Prompt
How many lines of the data hold the word "uphill"? State the number and nothing else.

Stored records
>> begin

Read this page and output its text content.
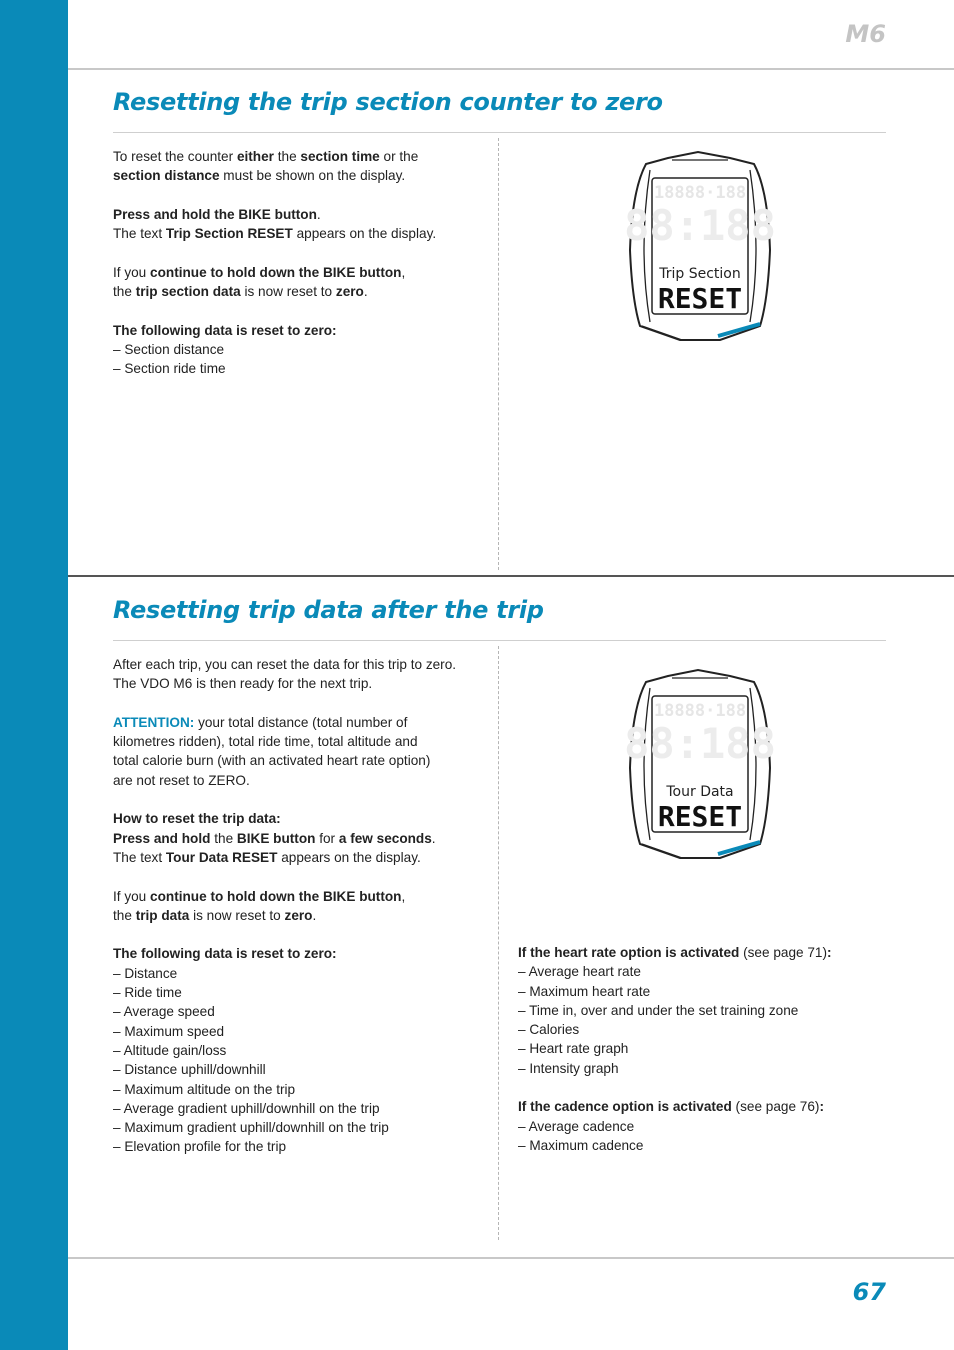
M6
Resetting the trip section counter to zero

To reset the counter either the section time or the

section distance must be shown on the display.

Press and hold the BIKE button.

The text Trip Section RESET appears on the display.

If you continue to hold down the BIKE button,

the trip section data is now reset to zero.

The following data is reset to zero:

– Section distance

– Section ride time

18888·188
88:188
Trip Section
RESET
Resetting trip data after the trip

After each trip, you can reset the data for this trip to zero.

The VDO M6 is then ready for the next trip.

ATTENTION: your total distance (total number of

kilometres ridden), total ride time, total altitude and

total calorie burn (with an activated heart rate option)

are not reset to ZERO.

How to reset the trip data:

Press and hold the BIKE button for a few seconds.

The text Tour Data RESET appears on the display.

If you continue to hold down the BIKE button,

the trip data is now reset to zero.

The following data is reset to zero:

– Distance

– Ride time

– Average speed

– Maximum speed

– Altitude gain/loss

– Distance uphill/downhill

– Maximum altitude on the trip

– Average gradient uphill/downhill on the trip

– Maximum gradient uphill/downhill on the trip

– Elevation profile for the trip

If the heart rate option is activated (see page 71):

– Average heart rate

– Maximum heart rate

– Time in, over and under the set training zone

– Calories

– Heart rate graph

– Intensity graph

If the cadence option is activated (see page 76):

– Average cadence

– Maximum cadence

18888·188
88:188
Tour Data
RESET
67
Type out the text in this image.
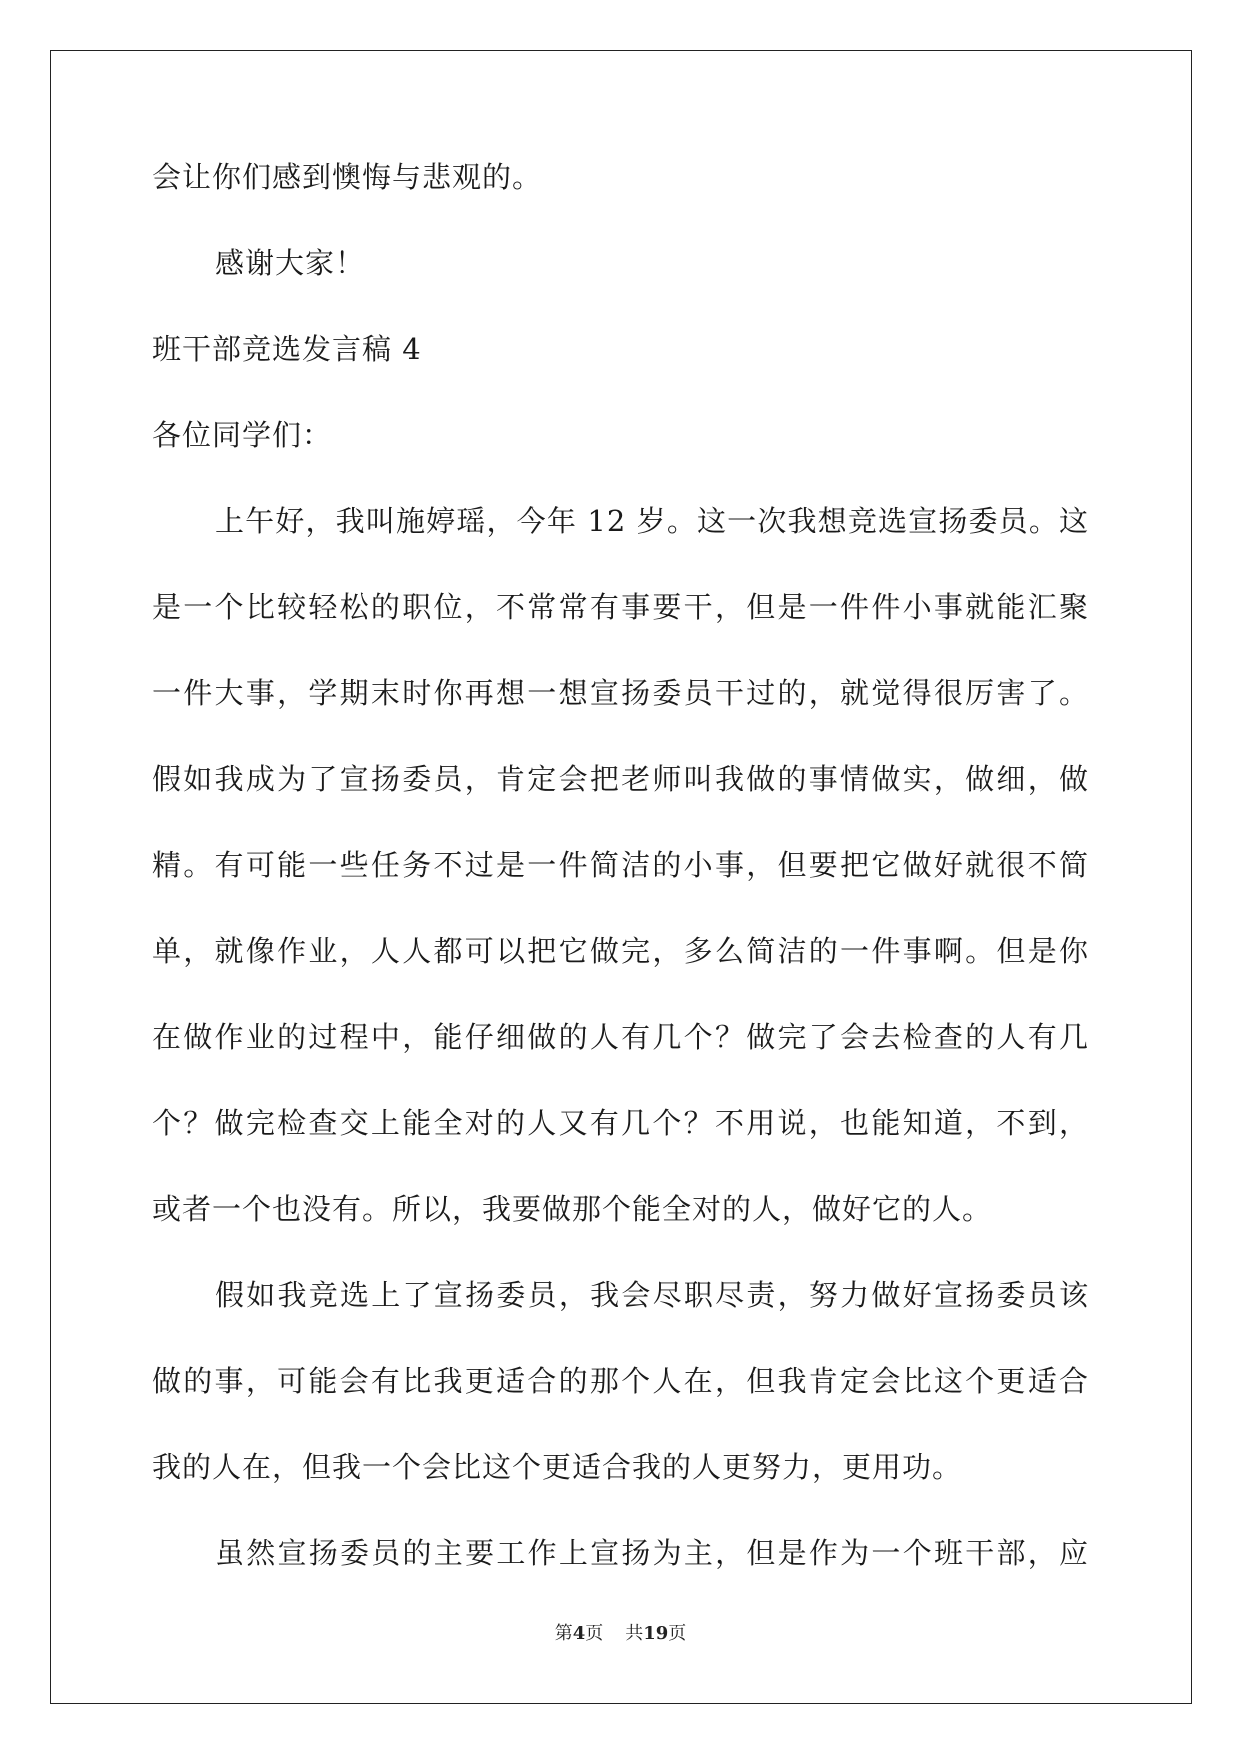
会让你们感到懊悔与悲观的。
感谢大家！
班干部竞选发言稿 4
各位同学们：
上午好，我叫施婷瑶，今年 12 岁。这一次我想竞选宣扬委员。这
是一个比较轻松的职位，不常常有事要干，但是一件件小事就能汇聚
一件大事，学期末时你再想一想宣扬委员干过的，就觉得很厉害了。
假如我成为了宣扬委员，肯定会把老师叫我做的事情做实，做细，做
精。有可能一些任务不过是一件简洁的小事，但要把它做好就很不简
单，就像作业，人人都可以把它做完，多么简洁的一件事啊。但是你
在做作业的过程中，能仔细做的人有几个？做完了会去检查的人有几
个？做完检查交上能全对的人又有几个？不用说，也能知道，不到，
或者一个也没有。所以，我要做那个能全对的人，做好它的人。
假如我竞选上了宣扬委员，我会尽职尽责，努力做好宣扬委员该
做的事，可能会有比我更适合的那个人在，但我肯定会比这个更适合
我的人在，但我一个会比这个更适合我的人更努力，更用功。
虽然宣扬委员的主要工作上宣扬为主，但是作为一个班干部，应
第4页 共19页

>> end

Final result
3